### Given records ###

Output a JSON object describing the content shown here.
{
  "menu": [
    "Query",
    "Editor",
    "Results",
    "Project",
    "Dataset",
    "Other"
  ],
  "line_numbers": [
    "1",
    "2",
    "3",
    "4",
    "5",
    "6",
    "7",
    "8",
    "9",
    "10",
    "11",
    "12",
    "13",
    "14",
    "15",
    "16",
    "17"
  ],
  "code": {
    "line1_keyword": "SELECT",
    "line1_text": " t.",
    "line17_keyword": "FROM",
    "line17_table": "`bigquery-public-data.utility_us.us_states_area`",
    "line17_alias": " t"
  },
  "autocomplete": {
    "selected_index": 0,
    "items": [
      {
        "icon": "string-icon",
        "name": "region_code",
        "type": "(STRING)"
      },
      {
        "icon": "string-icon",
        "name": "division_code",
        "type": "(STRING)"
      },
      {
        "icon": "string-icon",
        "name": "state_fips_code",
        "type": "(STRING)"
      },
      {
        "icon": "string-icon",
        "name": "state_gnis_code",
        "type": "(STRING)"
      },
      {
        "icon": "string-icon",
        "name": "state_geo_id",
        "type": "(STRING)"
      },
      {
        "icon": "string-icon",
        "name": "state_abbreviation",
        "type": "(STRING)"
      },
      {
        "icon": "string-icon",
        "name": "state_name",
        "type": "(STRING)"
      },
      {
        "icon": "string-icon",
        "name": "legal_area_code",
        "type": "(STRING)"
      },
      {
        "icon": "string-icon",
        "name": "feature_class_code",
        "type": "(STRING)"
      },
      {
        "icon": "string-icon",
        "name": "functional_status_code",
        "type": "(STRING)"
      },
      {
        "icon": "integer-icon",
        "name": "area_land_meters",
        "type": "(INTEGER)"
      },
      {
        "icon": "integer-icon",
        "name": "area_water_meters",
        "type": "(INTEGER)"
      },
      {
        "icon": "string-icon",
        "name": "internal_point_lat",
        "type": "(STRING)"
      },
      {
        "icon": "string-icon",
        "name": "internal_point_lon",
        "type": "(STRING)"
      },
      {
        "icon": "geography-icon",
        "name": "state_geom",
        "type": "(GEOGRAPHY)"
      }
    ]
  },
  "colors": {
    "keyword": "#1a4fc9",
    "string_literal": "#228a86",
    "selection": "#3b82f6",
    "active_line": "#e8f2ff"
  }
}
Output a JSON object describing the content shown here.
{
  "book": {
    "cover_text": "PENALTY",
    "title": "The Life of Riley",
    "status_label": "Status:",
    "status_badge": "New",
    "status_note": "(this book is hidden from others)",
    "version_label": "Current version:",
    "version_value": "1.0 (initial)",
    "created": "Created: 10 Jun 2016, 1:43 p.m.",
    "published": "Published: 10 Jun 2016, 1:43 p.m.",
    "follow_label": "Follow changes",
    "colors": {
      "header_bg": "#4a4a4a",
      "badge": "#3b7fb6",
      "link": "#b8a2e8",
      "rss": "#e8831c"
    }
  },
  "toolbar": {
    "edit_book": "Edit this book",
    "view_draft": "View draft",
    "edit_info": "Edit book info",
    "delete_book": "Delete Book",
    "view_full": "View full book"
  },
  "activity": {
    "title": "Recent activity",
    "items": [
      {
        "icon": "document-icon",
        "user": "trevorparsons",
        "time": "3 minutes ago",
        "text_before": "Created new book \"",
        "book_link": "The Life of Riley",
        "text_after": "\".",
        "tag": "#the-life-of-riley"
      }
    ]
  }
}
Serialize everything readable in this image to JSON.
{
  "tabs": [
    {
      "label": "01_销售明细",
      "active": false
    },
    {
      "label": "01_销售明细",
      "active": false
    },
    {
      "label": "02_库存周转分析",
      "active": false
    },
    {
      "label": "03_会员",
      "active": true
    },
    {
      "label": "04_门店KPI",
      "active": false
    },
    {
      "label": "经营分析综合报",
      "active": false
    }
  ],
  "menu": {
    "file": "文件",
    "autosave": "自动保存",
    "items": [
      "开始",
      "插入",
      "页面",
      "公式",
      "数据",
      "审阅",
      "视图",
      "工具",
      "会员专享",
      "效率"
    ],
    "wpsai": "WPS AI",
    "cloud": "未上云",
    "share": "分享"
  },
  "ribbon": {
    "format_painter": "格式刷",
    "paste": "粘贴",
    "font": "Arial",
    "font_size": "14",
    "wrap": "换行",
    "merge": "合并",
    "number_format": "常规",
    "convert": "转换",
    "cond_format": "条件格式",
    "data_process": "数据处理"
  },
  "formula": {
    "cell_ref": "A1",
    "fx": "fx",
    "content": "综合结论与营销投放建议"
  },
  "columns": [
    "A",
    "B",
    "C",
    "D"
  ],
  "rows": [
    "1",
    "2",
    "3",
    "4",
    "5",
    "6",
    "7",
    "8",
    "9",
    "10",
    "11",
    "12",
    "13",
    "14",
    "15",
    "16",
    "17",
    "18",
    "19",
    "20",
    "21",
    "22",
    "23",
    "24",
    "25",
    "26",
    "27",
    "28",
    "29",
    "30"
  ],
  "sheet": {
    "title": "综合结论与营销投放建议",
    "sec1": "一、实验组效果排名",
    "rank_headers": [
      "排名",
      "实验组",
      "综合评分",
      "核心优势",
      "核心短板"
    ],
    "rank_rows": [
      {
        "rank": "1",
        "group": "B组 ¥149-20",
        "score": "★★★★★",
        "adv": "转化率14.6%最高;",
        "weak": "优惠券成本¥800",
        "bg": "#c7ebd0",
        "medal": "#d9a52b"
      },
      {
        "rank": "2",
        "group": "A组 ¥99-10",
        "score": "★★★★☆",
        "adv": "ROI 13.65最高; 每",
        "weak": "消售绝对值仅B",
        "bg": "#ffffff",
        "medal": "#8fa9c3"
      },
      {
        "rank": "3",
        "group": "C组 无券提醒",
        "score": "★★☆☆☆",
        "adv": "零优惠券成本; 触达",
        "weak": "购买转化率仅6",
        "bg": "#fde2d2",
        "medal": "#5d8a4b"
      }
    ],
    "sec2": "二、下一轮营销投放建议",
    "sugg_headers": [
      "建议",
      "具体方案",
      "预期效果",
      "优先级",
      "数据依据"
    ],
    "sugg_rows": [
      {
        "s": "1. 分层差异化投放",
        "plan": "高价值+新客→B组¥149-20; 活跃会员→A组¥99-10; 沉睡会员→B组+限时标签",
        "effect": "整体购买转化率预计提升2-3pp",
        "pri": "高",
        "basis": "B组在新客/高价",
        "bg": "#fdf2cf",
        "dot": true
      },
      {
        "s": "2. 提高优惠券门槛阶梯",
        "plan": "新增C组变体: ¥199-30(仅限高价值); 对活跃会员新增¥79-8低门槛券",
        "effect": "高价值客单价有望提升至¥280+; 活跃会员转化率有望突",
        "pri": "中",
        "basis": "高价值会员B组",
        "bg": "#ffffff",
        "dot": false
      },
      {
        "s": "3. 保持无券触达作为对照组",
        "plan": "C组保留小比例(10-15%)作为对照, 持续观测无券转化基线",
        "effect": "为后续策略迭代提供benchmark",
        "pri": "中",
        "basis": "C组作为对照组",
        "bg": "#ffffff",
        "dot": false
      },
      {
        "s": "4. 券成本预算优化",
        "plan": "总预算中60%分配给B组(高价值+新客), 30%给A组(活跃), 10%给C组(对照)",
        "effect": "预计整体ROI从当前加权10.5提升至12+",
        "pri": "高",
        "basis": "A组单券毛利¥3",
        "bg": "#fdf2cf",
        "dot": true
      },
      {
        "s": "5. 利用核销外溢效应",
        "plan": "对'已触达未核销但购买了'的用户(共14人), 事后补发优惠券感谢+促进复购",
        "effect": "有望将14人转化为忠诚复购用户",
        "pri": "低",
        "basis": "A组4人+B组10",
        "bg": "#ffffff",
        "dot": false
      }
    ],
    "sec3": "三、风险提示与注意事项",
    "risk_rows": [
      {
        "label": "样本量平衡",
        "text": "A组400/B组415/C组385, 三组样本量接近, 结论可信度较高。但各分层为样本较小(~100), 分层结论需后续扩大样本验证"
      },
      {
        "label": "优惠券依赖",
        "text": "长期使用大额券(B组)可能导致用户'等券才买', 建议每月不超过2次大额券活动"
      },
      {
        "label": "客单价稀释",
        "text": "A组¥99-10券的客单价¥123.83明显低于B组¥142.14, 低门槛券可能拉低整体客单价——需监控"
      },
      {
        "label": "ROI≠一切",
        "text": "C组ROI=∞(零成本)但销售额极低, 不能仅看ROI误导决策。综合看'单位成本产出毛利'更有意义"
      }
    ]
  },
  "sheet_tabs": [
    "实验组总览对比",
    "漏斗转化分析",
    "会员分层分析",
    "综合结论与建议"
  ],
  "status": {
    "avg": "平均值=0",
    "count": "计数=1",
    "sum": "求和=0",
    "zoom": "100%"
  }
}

###

-- What you should do --
How many lines of the listing above include the word "effect"? State the number and nothing else.

-- Full response --
5